>> Start DATA ROWS

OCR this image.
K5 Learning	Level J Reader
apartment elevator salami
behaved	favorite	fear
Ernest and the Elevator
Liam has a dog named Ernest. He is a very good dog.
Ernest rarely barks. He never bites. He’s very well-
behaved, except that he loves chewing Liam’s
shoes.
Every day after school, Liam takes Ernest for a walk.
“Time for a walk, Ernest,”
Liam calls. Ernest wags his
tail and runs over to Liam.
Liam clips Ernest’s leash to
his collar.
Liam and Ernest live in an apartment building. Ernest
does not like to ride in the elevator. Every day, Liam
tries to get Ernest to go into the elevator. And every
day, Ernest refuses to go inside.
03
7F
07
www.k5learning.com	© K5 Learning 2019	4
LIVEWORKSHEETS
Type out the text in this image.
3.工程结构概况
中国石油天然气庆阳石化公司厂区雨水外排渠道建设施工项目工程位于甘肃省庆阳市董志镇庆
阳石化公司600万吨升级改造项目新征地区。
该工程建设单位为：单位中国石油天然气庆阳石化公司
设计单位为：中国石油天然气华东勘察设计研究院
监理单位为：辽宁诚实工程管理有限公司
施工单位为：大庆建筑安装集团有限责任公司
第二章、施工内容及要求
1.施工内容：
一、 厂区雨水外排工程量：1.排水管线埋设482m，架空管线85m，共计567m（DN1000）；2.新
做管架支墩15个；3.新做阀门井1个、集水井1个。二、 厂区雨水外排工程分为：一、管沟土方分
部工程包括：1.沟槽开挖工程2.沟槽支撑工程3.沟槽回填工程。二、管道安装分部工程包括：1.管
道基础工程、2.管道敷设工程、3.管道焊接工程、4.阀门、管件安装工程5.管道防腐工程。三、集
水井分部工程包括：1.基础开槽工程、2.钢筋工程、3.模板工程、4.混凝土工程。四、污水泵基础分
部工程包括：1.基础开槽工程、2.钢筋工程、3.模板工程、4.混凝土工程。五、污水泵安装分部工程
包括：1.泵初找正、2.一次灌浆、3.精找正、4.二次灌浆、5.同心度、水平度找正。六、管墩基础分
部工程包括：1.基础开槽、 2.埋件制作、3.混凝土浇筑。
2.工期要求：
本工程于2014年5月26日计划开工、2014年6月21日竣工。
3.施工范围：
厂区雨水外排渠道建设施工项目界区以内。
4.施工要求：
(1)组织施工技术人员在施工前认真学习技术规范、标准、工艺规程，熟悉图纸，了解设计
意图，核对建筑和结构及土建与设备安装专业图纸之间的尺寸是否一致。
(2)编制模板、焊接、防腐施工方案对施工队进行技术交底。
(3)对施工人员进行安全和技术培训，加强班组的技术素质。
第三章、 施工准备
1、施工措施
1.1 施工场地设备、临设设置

>> End DATA ROWS

Give the listing again, word for word.

OCR this image.
K5 Learning	Level J Reader
apartment elevator salami
behaved	favorite	fear
Ernest and the Elevator
Liam has a dog named Ernest. He is a very good dog.
Ernest rarely barks. He never bites. He’s very well-
behaved, except that he loves chewing Liam’s
shoes.
Every day after school, Liam takes Ernest for a walk.
“Time for a walk, Ernest,”
Liam calls. Ernest wags his
tail and runs over to Liam.
Liam clips Ernest’s leash to
his collar.
Liam and Ernest live in an apartment building. Ernest
does not like to ride in the elevator. Every day, Liam
tries to get Ernest to go into the elevator. And every
day, Ernest refuses to go inside.
03
7F
07
www.k5learning.com	© K5 Learning 2019	4
LIVEWORKSHEETS
Type out the text in this image.
3.工程结构概况
中国石油天然气庆阳石化公司厂区雨水外排渠道建设施工项目工程位于甘肃省庆阳市董志镇庆
阳石化公司600万吨升级改造项目新征地区。
该工程建设单位为：单位中国石油天然气庆阳石化公司
设计单位为：中国石油天然气华东勘察设计研究院
监理单位为：辽宁诚实工程管理有限公司
施工单位为：大庆建筑安装集团有限责任公司
第二章、施工内容及要求
1.施工内容：
一、 厂区雨水外排工程量：1.排水管线埋设482m，架空管线85m，共计567m（DN1000）；2.新
做管架支墩15个；3.新做阀门井1个、集水井1个。二、 厂区雨水外排工程分为：一、管沟土方分
部工程包括：1.沟槽开挖工程2.沟槽支撑工程3.沟槽回填工程。二、管道安装分部工程包括：1.管
道基础工程、2.管道敷设工程、3.管道焊接工程、4.阀门、管件安装工程5.管道防腐工程。三、集
水井分部工程包括：1.基础开槽工程、2.钢筋工程、3.模板工程、4.混凝土工程。四、污水泵基础分
部工程包括：1.基础开槽工程、2.钢筋工程、3.模板工程、4.混凝土工程。五、污水泵安装分部工程
包括：1.泵初找正、2.一次灌浆、3.精找正、4.二次灌浆、5.同心度、水平度找正。六、管墩基础分
部工程包括：1.基础开槽、 2.埋件制作、3.混凝土浇筑。
2.工期要求：
本工程于2014年5月26日计划开工、2014年6月21日竣工。
3.施工范围：
厂区雨水外排渠道建设施工项目界区以内。
4.施工要求：
(1)组织施工技术人员在施工前认真学习技术规范、标准、工艺规程，熟悉图纸，了解设计
意图，核对建筑和结构及土建与设备安装专业图纸之间的尺寸是否一致。
(2)编制模板、焊接、防腐施工方案对施工队进行技术交底。
(3)对施工人员进行安全和技术培训，加强班组的技术素质。
第三章、 施工准备
1、施工措施
1.1 施工场地设备、临设设置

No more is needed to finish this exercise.